Data excerpts:
/---

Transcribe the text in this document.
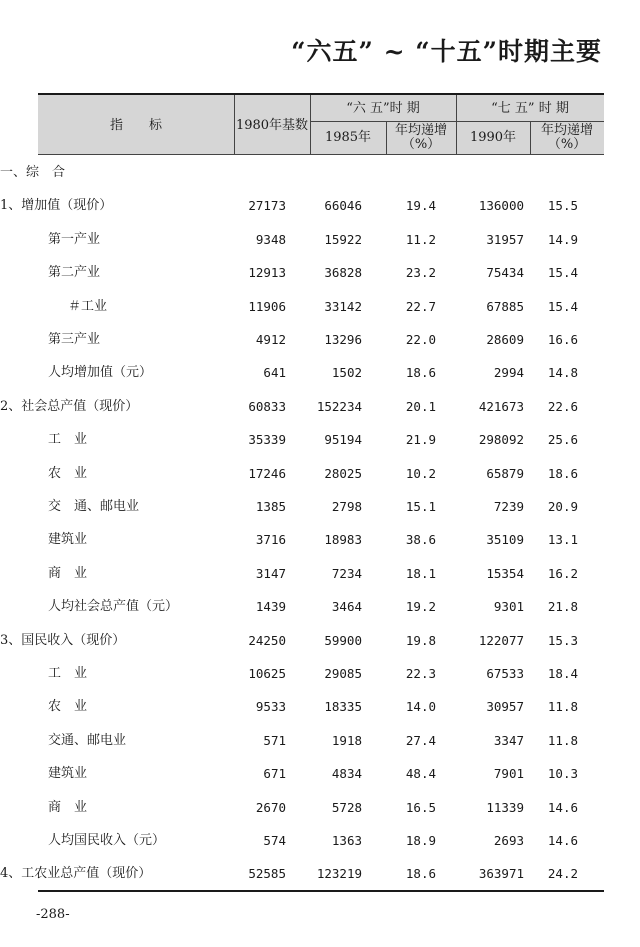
“六五” ~ “十五”时期主要
指　　标	1980年基数
“六 五”时 期	“七 五” 时 期
1985年	年均递增（%）	1990年	年均递增（%）
一、综　合
1、增加值（现价）	27173	66046	19.4	136000	15.5
第一产业	9348	15922	11.2	31957	14.9
第二产业	12913	36828	23.2	75434	15.4
＃工业	11906	33142	22.7	67885	15.4
第三产业	4912	13296	22.0	28609	16.6
人均增加值（元）	641	1502	18.6	2994	14.8
2、社会总产值（现价）	60833	152234	20.1	421673	22.6
工　业	35339	95194	21.9	298092	25.6
农　业	17246	28025	10.2	65879	18.6
交　通、邮电业	1385	2798	15.1	7239	20.9
建筑业	3716	18983	38.6	35109	13.1
商　业	3147	7234	18.1	15354	16.2
人均社会总产值（元）	1439	3464	19.2	9301	21.8
3、国民收入（现价）	24250	59900	19.8	122077	15.3
工　业	10625	29085	22.3	67533	18.4
农　业	9533	18335	14.0	30957	11.8
交通、邮电业	571	1918	27.4	3347	11.8
建筑业	671	4834	48.4	7901	10.3
商　业	2670	5728	16.5	11339	14.6
人均国民收入（元）	574	1363	18.9	2693	14.6
4、工农业总产值（现价）	52585	123219	18.6	363971	24.2
-288-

\---

Requirements:
The records above are to be reproduced exactly; the pictures are to be left out.

The answer:
Transcribe the text in this document.
“六五” ~ “十五”时期主要
指　　标	1980年基数
“六 五”时 期	“七 五” 时 期
1985年	年均递增（%）	1990年	年均递增（%）
一、综　合
1、增加值（现价）	27173	66046	19.4	136000	15.5
第一产业	9348	15922	11.2	31957	14.9
第二产业	12913	36828	23.2	75434	15.4
＃工业	11906	33142	22.7	67885	15.4
第三产业	4912	13296	22.0	28609	16.6
人均增加值（元）	641	1502	18.6	2994	14.8
2、社会总产值（现价）	60833	152234	20.1	421673	22.6
工　业	35339	95194	21.9	298092	25.6
农　业	17246	28025	10.2	65879	18.6
交　通、邮电业	1385	2798	15.1	7239	20.9
建筑业	3716	18983	38.6	35109	13.1
商　业	3147	7234	18.1	15354	16.2
人均社会总产值（元）	1439	3464	19.2	9301	21.8
3、国民收入（现价）	24250	59900	19.8	122077	15.3
工　业	10625	29085	22.3	67533	18.4
农　业	9533	18335	14.0	30957	11.8
交通、邮电业	571	1918	27.4	3347	11.8
建筑业	671	4834	48.4	7901	10.3
商　业	2670	5728	16.5	11339	14.6
人均国民收入（元）	574	1363	18.9	2693	14.6
4、工农业总产值（现价）	52585	123219	18.6	363971	24.2
-288-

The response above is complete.